Return each entry exactly, with none missing.

══ Provided records

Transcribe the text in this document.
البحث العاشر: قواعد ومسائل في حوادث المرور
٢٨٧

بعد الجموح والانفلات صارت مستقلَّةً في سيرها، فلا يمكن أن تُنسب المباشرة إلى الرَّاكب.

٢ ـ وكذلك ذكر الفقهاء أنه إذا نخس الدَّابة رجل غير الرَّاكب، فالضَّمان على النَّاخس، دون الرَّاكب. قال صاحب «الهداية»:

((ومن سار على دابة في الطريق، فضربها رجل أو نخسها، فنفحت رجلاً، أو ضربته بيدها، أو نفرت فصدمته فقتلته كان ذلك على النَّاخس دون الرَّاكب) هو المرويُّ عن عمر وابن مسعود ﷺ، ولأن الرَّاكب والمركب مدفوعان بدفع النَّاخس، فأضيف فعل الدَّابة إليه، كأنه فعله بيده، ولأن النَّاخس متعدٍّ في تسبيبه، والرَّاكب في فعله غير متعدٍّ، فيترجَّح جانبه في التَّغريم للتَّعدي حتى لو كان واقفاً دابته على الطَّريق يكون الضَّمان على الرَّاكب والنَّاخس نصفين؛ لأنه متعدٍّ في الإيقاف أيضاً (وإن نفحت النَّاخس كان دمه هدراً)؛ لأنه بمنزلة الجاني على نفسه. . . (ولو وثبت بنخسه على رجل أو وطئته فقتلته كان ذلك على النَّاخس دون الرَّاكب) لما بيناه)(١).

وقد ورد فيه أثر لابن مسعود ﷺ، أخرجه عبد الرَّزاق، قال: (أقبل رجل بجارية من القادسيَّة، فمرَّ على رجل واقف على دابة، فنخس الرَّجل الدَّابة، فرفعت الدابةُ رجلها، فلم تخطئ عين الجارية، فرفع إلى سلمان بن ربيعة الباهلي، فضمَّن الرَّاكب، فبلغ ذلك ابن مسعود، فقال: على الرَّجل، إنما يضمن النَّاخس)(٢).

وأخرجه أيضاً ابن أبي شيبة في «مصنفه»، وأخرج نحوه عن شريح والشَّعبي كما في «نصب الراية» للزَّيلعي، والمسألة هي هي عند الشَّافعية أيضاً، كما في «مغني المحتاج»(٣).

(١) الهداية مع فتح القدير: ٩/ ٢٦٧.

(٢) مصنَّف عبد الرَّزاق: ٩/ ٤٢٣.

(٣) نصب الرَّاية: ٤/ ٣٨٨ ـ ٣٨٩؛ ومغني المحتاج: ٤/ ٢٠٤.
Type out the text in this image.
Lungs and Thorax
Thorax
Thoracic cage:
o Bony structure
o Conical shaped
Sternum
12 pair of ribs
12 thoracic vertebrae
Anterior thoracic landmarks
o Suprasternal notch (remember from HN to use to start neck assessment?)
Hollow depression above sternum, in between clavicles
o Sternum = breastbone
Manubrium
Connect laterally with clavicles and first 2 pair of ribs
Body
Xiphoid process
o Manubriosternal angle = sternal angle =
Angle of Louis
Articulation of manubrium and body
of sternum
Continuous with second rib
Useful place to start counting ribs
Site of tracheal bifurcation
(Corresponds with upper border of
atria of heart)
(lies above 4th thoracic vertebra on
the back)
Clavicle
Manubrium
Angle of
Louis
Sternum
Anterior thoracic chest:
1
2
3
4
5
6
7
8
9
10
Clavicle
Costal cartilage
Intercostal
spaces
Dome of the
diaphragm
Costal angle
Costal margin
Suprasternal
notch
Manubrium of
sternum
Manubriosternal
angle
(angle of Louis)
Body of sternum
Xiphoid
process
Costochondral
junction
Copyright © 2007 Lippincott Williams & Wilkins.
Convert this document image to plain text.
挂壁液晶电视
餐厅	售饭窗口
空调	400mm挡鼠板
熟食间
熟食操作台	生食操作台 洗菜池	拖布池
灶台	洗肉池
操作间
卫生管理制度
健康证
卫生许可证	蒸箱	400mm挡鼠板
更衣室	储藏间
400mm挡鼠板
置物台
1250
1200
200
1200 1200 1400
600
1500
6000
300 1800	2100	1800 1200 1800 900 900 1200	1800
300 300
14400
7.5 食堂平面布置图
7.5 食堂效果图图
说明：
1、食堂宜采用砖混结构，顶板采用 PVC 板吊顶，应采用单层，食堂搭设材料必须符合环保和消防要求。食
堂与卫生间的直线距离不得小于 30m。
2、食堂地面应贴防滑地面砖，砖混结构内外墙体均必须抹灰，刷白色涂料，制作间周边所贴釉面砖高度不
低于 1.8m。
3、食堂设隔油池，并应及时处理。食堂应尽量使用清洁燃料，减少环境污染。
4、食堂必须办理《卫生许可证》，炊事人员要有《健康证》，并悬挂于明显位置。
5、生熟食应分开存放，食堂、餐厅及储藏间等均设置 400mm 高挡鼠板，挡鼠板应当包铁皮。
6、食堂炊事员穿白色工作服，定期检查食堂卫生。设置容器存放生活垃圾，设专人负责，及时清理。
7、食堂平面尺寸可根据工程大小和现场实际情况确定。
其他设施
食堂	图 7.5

════

Task solution
Transcribe the text in this document.
البحث العاشر: قواعد ومسائل في حوادث المرور
٢٨٧

بعد الجموح والانفلات صارت مستقلَّةً في سيرها، فلا يمكن أن تُنسب المباشرة إلى الرَّاكب.

٢ ـ وكذلك ذكر الفقهاء أنه إذا نخس الدَّابة رجل غير الرَّاكب، فالضَّمان على النَّاخس، دون الرَّاكب. قال صاحب «الهداية»:

((ومن سار على دابة في الطريق، فضربها رجل أو نخسها، فنفحت رجلاً، أو ضربته بيدها، أو نفرت فصدمته فقتلته كان ذلك على النَّاخس دون الرَّاكب) هو المرويُّ عن عمر وابن مسعود ﷺ، ولأن الرَّاكب والمركب مدفوعان بدفع النَّاخس، فأضيف فعل الدَّابة إليه، كأنه فعله بيده، ولأن النَّاخس متعدٍّ في تسبيبه، والرَّاكب في فعله غير متعدٍّ، فيترجَّح جانبه في التَّغريم للتَّعدي حتى لو كان واقفاً دابته على الطَّريق يكون الضَّمان على الرَّاكب والنَّاخس نصفين؛ لأنه متعدٍّ في الإيقاف أيضاً (وإن نفحت النَّاخس كان دمه هدراً)؛ لأنه بمنزلة الجاني على نفسه. . . (ولو وثبت بنخسه على رجل أو وطئته فقتلته كان ذلك على النَّاخس دون الرَّاكب) لما بيناه)(١).

وقد ورد فيه أثر لابن مسعود ﷺ، أخرجه عبد الرَّزاق، قال: (أقبل رجل بجارية من القادسيَّة، فمرَّ على رجل واقف على دابة، فنخس الرَّجل الدَّابة، فرفعت الدابةُ رجلها، فلم تخطئ عين الجارية، فرفع إلى سلمان بن ربيعة الباهلي، فضمَّن الرَّاكب، فبلغ ذلك ابن مسعود، فقال: على الرَّجل، إنما يضمن النَّاخس)(٢).

وأخرجه أيضاً ابن أبي شيبة في «مصنفه»، وأخرج نحوه عن شريح والشَّعبي كما في «نصب الراية» للزَّيلعي، والمسألة هي هي عند الشَّافعية أيضاً، كما في «مغني المحتاج»(٣).

(١) الهداية مع فتح القدير: ٩/ ٢٦٧.

(٢) مصنَّف عبد الرَّزاق: ٩/ ٤٢٣.

(٣) نصب الرَّاية: ٤/ ٣٨٨ ـ ٣٨٩؛ ومغني المحتاج: ٤/ ٢٠٤.
Type out the text in this image.
Lungs and Thorax
Thorax
Thoracic cage:
o Bony structure
o Conical shaped
Sternum
12 pair of ribs
12 thoracic vertebrae
Anterior thoracic landmarks
o Suprasternal notch (remember from HN to use to start neck assessment?)
Hollow depression above sternum, in between clavicles
o Sternum = breastbone
Manubrium
Connect laterally with clavicles and first 2 pair of ribs
Body
Xiphoid process
o Manubriosternal angle = sternal angle =
Angle of Louis
Articulation of manubrium and body
of sternum
Continuous with second rib
Useful place to start counting ribs
Site of tracheal bifurcation
(Corresponds with upper border of
atria of heart)
(lies above 4th thoracic vertebra on
the back)
Clavicle
Manubrium
Angle of
Louis
Sternum
Anterior thoracic chest:
1
2
3
4
5
6
7
8
9
10
Clavicle
Costal cartilage
Intercostal
spaces
Dome of the
diaphragm
Costal angle
Costal margin
Suprasternal
notch
Manubrium of
sternum
Manubriosternal
angle
(angle of Louis)
Body of sternum
Xiphoid
process
Costochondral
junction
Copyright © 2007 Lippincott Williams & Wilkins.
Convert this document image to plain text.
挂壁液晶电视
餐厅	售饭窗口
空调	400mm挡鼠板
熟食间
熟食操作台	生食操作台 洗菜池	拖布池
灶台	洗肉池
操作间
卫生管理制度
健康证
卫生许可证	蒸箱	400mm挡鼠板
更衣室	储藏间
400mm挡鼠板
置物台
1250
1200
200
1200 1200 1400
600
1500
6000
300 1800	2100	1800 1200 1800 900 900 1200	1800
300 300
14400
7.5 食堂平面布置图
7.5 食堂效果图图
说明：
1、食堂宜采用砖混结构，顶板采用 PVC 板吊顶，应采用单层，食堂搭设材料必须符合环保和消防要求。食
堂与卫生间的直线距离不得小于 30m。
2、食堂地面应贴防滑地面砖，砖混结构内外墙体均必须抹灰，刷白色涂料，制作间周边所贴釉面砖高度不
低于 1.8m。
3、食堂设隔油池，并应及时处理。食堂应尽量使用清洁燃料，减少环境污染。
4、食堂必须办理《卫生许可证》，炊事人员要有《健康证》，并悬挂于明显位置。
5、生熟食应分开存放，食堂、餐厅及储藏间等均设置 400mm 高挡鼠板，挡鼠板应当包铁皮。
6、食堂炊事员穿白色工作服，定期检查食堂卫生。设置容器存放生活垃圾，设专人负责，及时清理。
7、食堂平面尺寸可根据工程大小和现场实际情况确定。
其他设施
食堂	图 7.5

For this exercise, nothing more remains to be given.